-- What to work on --
Don't copy the pictures; return every other part of the records exactly.

-- Data listing --
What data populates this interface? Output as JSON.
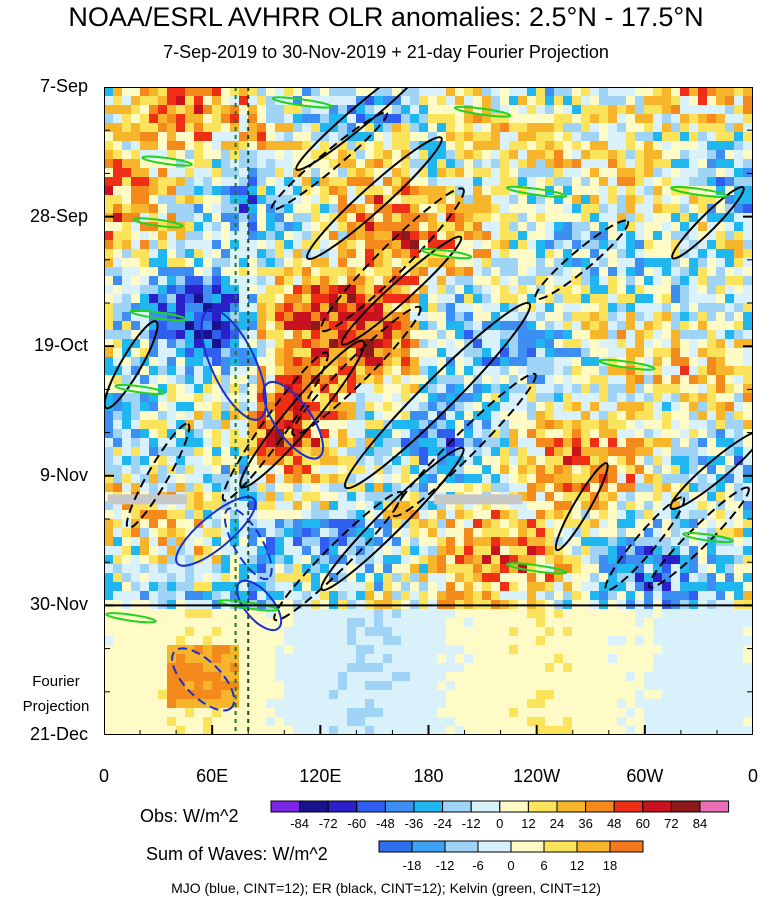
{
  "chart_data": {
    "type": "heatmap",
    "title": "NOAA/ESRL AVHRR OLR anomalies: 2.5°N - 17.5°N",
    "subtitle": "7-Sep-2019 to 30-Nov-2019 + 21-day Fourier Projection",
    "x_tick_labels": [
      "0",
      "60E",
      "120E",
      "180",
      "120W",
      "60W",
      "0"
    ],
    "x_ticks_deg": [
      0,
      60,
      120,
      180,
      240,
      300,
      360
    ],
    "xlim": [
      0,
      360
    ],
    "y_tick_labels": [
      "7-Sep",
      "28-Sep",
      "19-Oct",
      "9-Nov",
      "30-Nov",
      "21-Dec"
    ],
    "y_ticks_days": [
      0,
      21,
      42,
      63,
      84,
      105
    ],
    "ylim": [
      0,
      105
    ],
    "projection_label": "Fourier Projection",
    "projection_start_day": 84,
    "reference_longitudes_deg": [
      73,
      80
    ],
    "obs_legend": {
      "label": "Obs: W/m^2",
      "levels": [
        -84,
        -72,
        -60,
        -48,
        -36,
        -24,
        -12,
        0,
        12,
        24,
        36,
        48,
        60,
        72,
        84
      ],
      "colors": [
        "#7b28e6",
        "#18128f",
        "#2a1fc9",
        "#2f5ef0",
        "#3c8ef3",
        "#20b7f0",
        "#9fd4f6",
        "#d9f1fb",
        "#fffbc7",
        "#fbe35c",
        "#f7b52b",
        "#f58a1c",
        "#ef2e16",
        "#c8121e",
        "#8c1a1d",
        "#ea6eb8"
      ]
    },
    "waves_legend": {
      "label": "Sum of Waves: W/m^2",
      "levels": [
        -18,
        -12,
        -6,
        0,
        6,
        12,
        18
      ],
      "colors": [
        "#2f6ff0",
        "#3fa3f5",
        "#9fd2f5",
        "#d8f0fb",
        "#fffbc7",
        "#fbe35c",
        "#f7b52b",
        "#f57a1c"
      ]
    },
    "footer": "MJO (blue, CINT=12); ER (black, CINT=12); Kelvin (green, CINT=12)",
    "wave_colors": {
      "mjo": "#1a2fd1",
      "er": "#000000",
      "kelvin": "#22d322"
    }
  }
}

-- Complete response --
What data populates this interface? Output as JSON.
{
  "chart_data": {
    "type": "heatmap",
    "title": "NOAA/ESRL AVHRR OLR anomalies: 2.5°N - 17.5°N",
    "subtitle": "7-Sep-2019 to 30-Nov-2019 + 21-day Fourier Projection",
    "x_tick_labels": [
      "0",
      "60E",
      "120E",
      "180",
      "120W",
      "60W",
      "0"
    ],
    "x_ticks_deg": [
      0,
      60,
      120,
      180,
      240,
      300,
      360
    ],
    "xlim": [
      0,
      360
    ],
    "y_tick_labels": [
      "7-Sep",
      "28-Sep",
      "19-Oct",
      "9-Nov",
      "30-Nov",
      "21-Dec"
    ],
    "y_ticks_days": [
      0,
      21,
      42,
      63,
      84,
      105
    ],
    "ylim": [
      0,
      105
    ],
    "projection_label": "Fourier Projection",
    "projection_start_day": 84,
    "reference_longitudes_deg": [
      73,
      80
    ],
    "obs_legend": {
      "label": "Obs: W/m^2",
      "levels": [
        -84,
        -72,
        -60,
        -48,
        -36,
        -24,
        -12,
        0,
        12,
        24,
        36,
        48,
        60,
        72,
        84
      ],
      "colors": [
        "#7b28e6",
        "#18128f",
        "#2a1fc9",
        "#2f5ef0",
        "#3c8ef3",
        "#20b7f0",
        "#9fd4f6",
        "#d9f1fb",
        "#fffbc7",
        "#fbe35c",
        "#f7b52b",
        "#f58a1c",
        "#ef2e16",
        "#c8121e",
        "#8c1a1d",
        "#ea6eb8"
      ]
    },
    "waves_legend": {
      "label": "Sum of Waves: W/m^2",
      "levels": [
        -18,
        -12,
        -6,
        0,
        6,
        12,
        18
      ],
      "colors": [
        "#2f6ff0",
        "#3fa3f5",
        "#9fd2f5",
        "#d8f0fb",
        "#fffbc7",
        "#fbe35c",
        "#f7b52b",
        "#f57a1c"
      ]
    },
    "footer": "MJO (blue, CINT=12); ER (black, CINT=12); Kelvin (green, CINT=12)",
    "wave_colors": {
      "mjo": "#1a2fd1",
      "er": "#000000",
      "kelvin": "#22d322"
    }
  }
}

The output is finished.